━━━━━ RECORDS SUPPLIED

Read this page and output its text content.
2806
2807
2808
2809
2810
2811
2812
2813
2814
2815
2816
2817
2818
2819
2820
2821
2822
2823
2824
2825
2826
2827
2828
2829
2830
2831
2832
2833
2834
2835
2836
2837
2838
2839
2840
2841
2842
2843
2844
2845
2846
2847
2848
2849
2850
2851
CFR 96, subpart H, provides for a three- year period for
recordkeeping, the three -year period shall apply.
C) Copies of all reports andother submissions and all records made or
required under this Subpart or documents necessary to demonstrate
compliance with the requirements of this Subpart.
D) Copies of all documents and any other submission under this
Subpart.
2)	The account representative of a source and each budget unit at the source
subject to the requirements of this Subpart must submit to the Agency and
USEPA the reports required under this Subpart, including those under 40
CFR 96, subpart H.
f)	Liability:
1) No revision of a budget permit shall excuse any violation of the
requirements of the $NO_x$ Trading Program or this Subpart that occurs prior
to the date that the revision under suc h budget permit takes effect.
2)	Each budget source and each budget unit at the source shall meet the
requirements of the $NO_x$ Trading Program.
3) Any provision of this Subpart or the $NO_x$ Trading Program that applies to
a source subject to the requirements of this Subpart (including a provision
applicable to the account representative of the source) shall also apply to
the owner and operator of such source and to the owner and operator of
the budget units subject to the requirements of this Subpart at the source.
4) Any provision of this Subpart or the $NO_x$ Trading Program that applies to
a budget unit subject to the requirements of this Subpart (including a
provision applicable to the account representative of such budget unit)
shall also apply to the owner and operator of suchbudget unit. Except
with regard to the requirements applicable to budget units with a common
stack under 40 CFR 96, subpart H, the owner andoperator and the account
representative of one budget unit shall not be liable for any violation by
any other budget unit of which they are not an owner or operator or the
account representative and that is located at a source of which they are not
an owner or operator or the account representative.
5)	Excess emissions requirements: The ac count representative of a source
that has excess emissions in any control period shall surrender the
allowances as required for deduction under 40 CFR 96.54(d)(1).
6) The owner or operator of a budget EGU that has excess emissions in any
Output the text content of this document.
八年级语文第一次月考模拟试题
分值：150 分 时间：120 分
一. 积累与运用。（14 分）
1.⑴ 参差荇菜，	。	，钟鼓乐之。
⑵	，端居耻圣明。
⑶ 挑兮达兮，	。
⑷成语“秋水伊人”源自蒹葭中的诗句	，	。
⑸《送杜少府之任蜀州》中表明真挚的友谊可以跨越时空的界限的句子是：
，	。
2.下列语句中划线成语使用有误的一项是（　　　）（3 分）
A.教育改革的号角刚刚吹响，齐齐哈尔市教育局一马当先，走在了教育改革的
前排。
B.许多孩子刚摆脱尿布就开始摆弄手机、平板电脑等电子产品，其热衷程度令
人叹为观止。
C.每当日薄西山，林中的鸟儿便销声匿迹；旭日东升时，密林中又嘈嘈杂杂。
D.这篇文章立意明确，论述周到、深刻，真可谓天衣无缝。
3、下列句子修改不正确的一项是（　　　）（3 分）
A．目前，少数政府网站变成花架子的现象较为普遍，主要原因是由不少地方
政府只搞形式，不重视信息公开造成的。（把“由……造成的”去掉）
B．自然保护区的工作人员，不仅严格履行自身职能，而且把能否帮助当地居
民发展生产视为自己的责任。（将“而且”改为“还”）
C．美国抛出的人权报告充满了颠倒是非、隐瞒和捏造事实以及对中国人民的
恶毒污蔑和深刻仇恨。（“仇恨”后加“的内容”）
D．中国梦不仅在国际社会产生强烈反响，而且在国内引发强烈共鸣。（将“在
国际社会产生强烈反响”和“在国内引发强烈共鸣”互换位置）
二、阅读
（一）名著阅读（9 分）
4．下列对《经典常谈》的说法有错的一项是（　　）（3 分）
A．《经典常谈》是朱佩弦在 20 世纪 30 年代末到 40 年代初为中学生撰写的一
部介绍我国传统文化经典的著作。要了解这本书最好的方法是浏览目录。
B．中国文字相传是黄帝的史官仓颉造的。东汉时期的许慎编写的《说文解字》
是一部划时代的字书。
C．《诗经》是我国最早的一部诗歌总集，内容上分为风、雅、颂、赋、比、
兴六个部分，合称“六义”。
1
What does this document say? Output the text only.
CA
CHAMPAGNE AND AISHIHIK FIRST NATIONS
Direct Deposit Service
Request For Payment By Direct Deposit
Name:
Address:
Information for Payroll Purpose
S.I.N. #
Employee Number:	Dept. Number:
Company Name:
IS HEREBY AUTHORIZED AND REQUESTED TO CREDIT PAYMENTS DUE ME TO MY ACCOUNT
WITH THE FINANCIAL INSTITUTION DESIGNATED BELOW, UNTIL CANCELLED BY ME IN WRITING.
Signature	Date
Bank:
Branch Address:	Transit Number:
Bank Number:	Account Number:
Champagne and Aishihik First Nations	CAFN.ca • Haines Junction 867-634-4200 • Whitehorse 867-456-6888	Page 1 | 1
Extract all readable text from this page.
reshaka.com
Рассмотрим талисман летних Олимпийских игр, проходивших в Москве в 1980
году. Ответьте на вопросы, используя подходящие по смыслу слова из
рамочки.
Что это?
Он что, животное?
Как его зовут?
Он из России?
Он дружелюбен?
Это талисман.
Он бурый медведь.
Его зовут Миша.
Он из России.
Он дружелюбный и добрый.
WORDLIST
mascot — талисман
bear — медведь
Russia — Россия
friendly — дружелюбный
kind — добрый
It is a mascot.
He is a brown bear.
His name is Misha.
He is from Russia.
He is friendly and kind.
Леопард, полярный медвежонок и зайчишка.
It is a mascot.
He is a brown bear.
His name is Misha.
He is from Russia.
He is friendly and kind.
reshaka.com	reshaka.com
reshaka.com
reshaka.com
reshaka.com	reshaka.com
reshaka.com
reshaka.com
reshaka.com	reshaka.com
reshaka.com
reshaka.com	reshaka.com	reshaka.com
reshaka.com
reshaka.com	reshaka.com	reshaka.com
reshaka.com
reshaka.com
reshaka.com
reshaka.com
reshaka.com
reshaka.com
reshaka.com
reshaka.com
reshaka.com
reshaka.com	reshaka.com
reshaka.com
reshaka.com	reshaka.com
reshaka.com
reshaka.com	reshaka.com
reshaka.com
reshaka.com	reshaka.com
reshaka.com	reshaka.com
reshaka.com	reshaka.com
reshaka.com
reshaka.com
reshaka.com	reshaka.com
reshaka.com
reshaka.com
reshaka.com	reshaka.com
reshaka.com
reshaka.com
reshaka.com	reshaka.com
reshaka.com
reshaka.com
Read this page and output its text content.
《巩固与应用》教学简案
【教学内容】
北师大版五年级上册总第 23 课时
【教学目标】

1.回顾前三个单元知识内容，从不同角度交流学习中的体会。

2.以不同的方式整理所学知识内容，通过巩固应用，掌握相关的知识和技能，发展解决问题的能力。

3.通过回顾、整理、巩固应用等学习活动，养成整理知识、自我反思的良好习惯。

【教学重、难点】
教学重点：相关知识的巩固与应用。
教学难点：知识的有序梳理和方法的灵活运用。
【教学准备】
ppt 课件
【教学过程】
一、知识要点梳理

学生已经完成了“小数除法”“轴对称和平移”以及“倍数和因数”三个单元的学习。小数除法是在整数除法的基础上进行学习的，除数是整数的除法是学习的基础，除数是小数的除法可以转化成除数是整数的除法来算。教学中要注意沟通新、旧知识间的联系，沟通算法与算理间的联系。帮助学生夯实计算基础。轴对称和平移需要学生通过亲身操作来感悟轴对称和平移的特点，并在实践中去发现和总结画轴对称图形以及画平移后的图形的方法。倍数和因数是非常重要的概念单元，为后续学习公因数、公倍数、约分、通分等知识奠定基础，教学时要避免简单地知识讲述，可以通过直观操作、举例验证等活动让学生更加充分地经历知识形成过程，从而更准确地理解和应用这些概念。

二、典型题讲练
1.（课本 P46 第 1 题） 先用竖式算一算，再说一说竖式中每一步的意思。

━━━━━━━━━━

* STATED EXERCISE
From the entries above, copy every line that holds the word "including".

* ANSWER TO THIS EXERCISE
USEPA the reports required under this Subpart, including those under 40
a source subject to the requirements of this Subpart (including a provision
a budget unit subject to the requirements of this Subpart (including a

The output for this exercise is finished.